Input rows:

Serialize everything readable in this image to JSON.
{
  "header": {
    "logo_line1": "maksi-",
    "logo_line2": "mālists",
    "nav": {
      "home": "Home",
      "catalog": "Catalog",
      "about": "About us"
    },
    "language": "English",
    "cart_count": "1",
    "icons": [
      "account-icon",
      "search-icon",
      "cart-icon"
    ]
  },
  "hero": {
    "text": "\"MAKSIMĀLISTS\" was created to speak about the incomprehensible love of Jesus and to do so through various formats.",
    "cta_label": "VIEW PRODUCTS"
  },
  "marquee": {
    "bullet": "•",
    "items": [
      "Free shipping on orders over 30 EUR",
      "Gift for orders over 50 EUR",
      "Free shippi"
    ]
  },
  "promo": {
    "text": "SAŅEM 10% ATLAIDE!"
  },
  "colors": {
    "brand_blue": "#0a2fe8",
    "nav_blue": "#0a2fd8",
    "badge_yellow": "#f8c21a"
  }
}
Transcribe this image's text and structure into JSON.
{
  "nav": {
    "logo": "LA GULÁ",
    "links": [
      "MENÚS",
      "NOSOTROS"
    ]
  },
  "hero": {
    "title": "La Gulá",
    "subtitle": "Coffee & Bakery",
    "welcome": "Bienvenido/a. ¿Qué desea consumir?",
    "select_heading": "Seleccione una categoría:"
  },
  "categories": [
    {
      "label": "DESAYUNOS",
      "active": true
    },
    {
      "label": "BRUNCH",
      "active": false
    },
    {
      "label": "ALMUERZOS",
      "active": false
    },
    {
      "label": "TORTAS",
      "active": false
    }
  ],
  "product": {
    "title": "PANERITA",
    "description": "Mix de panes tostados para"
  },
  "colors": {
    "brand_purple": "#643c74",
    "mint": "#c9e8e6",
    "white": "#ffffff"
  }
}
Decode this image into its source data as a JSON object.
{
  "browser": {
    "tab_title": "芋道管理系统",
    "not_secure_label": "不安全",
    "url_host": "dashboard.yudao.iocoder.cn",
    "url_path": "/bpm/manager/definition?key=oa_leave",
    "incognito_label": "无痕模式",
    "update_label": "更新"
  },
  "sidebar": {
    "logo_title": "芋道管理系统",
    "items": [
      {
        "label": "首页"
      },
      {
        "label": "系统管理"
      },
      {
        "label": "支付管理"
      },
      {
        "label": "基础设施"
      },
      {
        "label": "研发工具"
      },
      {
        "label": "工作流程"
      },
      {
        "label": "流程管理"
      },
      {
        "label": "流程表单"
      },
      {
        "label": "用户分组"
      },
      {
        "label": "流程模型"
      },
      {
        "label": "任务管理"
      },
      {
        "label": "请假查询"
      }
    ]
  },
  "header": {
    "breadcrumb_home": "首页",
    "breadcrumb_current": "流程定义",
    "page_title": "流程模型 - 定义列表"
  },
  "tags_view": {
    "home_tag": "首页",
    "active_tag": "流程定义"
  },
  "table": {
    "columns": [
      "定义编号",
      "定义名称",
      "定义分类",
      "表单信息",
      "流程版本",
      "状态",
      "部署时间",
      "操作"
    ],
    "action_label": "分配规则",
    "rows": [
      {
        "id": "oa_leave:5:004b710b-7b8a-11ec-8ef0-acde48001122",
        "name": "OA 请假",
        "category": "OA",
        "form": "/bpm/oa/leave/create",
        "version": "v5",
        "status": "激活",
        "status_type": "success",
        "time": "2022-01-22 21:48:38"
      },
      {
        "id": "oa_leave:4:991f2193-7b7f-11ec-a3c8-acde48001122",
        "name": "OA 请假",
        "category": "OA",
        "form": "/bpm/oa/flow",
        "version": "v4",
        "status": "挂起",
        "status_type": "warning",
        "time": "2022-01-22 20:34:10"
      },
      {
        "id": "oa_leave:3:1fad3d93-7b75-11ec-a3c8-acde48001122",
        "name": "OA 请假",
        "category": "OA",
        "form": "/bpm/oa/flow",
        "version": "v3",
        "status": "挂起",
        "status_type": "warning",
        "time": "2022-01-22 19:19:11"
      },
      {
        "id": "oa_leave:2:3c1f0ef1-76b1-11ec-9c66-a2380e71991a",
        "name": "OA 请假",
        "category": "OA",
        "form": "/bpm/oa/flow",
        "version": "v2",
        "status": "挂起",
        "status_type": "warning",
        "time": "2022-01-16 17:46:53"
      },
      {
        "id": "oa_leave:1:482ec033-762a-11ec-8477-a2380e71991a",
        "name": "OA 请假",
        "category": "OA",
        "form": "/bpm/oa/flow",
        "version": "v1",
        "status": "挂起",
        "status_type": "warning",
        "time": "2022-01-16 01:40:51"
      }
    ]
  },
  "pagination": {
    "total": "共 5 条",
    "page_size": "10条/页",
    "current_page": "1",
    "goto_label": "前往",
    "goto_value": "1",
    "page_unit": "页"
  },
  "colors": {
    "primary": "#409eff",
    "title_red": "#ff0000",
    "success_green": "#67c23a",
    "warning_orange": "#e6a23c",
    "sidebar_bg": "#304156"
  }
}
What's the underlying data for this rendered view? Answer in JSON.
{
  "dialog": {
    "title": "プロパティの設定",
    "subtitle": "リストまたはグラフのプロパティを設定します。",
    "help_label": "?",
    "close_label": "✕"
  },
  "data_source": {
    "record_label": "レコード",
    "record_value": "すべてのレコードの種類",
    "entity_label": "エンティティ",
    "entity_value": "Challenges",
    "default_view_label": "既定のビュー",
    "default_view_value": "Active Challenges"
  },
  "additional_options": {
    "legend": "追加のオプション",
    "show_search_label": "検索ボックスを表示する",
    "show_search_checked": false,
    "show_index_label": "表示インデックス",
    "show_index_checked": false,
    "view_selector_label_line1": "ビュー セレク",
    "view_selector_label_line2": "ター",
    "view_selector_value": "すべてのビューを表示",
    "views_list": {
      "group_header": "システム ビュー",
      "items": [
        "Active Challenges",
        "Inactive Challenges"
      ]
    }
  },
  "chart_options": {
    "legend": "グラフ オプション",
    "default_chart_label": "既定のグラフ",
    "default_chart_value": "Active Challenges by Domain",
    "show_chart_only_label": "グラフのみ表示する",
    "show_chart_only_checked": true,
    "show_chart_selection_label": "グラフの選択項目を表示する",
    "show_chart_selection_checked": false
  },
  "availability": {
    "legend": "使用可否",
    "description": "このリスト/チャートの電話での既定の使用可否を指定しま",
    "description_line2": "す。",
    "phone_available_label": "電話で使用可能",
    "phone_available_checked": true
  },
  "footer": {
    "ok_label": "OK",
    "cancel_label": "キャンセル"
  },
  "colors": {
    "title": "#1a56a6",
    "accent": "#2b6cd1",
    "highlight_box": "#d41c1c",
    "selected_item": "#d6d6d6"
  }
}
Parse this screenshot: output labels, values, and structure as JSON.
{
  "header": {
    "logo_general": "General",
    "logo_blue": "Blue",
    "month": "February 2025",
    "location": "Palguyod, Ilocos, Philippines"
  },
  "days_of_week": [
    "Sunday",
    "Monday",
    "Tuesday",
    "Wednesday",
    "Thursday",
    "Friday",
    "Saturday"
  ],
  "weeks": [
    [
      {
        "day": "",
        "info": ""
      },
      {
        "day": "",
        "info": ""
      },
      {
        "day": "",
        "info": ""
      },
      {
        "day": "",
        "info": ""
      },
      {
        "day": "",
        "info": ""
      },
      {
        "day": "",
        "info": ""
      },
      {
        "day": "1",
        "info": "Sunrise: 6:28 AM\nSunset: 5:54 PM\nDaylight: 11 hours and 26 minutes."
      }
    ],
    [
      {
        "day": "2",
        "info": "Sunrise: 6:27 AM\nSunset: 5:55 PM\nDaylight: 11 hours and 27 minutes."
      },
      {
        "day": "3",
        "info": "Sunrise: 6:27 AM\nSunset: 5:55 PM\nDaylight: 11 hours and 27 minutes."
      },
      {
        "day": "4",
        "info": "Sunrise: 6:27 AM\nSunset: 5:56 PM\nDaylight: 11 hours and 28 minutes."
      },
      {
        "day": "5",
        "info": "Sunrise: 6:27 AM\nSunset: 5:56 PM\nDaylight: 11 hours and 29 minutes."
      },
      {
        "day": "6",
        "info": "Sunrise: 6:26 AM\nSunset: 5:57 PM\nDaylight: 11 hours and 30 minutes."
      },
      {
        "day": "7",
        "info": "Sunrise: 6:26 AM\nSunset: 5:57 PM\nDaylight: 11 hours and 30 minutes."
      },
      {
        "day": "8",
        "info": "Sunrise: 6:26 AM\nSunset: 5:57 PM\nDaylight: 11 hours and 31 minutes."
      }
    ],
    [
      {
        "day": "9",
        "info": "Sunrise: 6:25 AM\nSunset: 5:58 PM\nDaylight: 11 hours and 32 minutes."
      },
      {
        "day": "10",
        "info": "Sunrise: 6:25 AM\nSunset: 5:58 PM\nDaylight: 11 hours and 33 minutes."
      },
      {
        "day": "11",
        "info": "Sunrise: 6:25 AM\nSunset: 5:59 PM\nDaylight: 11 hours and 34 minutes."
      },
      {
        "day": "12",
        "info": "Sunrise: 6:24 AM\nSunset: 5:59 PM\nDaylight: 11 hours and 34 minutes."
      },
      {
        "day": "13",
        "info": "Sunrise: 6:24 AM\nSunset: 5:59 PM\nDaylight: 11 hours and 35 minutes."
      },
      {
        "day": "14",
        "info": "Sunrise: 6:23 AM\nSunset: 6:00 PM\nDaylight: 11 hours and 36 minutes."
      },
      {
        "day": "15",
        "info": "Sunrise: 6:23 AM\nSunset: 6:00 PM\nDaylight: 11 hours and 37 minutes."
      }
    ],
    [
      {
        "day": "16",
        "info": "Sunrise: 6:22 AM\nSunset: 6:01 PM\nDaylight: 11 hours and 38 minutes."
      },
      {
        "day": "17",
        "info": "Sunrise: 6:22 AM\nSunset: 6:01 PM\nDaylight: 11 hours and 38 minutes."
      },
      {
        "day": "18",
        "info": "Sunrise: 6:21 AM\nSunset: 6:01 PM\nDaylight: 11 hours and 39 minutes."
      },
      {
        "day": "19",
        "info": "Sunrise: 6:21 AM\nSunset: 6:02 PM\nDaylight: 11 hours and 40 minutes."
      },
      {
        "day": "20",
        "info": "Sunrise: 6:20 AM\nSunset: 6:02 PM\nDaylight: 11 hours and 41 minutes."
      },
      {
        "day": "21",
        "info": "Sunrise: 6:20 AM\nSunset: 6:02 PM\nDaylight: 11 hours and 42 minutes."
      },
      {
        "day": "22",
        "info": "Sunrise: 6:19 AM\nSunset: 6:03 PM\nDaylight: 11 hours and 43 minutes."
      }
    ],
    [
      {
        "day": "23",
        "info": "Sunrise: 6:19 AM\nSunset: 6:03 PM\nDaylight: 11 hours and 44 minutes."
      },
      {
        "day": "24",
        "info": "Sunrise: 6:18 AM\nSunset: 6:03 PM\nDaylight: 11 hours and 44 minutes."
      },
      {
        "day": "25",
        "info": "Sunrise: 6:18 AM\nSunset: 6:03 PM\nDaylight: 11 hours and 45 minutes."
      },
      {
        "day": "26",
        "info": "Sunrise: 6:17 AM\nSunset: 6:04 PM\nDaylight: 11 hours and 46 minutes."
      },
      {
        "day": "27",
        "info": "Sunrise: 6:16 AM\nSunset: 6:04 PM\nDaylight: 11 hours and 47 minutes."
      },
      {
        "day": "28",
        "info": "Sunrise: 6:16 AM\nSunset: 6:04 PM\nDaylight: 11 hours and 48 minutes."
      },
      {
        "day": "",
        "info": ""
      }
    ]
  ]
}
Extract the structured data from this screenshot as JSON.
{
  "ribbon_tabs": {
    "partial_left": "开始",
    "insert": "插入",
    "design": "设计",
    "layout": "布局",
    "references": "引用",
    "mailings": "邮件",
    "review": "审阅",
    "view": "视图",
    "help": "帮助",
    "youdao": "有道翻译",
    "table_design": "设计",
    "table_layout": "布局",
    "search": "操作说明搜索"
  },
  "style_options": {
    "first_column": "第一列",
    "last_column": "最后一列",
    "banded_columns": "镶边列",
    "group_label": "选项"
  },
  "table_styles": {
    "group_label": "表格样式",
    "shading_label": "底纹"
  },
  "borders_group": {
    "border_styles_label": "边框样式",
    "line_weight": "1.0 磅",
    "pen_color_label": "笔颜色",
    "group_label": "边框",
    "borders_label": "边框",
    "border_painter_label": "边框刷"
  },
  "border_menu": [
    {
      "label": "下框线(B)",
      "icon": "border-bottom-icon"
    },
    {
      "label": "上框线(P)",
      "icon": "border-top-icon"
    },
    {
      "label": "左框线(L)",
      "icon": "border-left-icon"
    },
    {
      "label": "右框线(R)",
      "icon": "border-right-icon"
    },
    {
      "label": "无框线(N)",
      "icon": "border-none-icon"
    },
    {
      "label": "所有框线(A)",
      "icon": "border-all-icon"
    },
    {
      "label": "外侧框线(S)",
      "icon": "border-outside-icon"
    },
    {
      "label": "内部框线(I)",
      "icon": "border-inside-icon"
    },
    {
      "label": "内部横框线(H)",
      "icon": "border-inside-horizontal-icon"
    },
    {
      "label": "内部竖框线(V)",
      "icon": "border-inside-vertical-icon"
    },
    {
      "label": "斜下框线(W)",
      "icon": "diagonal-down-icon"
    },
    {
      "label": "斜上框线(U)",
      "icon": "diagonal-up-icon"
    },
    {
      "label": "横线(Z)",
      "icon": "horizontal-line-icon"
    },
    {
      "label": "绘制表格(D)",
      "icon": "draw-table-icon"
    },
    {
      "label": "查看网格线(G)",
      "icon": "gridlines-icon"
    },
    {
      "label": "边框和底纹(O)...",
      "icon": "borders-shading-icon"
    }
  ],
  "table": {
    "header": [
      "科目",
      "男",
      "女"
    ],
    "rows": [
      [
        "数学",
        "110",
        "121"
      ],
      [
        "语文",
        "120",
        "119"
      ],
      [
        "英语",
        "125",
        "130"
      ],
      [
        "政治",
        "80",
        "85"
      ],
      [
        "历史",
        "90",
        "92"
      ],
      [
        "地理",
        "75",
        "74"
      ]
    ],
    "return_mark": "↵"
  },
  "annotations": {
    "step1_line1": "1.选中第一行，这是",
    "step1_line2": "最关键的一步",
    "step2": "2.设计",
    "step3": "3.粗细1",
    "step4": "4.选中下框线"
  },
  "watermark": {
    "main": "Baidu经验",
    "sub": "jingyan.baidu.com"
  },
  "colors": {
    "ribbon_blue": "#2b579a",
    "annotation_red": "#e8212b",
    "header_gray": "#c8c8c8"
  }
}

Requirement: Of all the lines in the data above, state how many include "Free". Say only the number.

Response to the task: 2